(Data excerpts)
──────────
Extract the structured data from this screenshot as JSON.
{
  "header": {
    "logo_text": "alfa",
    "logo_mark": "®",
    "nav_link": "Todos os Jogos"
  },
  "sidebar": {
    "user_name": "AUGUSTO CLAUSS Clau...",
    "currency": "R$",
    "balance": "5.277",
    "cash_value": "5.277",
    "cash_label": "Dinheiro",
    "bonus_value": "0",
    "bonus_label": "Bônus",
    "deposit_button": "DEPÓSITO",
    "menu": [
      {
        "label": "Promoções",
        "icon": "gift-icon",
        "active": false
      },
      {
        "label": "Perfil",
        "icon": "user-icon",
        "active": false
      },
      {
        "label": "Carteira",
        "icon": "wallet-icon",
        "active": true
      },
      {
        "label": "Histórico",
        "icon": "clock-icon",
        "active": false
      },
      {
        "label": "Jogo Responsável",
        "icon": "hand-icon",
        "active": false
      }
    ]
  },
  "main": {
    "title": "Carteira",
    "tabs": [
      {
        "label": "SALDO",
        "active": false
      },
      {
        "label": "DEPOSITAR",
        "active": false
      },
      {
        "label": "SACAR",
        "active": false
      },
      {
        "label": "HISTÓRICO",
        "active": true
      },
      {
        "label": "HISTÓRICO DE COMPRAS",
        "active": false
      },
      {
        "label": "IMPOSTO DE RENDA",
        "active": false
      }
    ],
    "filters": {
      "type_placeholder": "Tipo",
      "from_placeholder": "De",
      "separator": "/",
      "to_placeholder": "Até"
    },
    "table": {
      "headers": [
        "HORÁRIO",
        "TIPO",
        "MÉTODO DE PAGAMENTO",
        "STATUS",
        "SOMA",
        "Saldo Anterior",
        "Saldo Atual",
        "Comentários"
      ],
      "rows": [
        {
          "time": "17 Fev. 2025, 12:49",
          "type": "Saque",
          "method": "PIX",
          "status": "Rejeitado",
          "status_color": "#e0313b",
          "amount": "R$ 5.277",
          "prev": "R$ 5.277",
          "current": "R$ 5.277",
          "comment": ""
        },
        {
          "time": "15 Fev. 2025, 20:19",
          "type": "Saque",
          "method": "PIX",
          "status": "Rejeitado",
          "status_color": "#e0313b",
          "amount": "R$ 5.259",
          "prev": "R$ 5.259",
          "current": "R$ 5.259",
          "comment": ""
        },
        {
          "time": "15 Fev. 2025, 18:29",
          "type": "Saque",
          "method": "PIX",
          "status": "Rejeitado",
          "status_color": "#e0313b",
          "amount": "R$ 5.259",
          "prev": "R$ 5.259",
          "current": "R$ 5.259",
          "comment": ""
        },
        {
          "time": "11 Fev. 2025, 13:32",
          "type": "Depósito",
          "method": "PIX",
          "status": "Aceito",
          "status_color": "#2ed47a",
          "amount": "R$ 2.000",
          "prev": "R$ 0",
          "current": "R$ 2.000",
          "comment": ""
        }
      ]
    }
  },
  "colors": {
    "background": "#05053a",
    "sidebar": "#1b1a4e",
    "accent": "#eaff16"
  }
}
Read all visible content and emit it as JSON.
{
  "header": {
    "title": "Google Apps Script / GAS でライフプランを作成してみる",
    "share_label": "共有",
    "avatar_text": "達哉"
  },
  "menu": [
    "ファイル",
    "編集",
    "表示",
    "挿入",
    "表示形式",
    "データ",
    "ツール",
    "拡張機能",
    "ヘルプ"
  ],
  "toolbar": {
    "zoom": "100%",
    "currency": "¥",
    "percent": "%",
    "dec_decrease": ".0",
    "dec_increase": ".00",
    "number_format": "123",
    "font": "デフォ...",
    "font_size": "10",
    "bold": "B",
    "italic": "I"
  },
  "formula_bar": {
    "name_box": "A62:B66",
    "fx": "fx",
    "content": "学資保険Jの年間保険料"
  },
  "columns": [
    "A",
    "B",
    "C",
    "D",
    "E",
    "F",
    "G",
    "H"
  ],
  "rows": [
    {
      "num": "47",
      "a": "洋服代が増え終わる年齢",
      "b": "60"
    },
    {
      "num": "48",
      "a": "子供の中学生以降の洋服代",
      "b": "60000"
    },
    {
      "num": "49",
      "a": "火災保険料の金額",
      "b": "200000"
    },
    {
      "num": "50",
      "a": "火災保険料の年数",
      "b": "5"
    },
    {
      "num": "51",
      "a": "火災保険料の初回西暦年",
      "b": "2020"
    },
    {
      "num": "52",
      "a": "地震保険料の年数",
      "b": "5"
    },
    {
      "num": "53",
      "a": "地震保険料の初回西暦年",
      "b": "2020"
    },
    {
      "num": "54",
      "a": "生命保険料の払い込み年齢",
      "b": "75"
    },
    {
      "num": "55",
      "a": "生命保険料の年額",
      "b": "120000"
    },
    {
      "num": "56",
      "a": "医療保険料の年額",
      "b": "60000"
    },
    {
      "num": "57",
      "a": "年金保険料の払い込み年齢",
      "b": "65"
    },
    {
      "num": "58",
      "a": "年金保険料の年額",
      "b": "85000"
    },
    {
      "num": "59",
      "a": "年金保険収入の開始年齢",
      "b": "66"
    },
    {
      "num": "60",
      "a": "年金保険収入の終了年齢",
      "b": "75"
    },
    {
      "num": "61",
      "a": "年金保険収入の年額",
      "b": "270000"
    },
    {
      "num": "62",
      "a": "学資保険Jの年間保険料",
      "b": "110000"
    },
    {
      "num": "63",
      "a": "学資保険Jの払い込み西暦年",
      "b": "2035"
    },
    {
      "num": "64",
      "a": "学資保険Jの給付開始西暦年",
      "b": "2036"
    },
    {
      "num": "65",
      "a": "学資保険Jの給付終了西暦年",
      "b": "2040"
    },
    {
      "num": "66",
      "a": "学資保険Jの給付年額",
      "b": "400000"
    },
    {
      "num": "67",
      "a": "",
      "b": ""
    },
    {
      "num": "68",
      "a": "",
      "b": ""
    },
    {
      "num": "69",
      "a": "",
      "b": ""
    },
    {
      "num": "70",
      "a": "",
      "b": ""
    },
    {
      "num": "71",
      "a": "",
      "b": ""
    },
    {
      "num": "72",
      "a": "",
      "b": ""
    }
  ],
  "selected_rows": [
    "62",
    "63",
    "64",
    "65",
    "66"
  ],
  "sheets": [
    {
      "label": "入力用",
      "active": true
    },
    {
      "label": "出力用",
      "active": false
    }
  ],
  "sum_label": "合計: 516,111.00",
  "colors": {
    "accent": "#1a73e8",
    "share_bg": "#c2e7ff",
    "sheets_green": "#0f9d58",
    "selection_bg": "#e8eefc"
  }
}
──────────
■ **What you have to do**
Supply the count of lines in the entries that contain the word "amount", and nothing besides.

■ **Response for this exercise**
4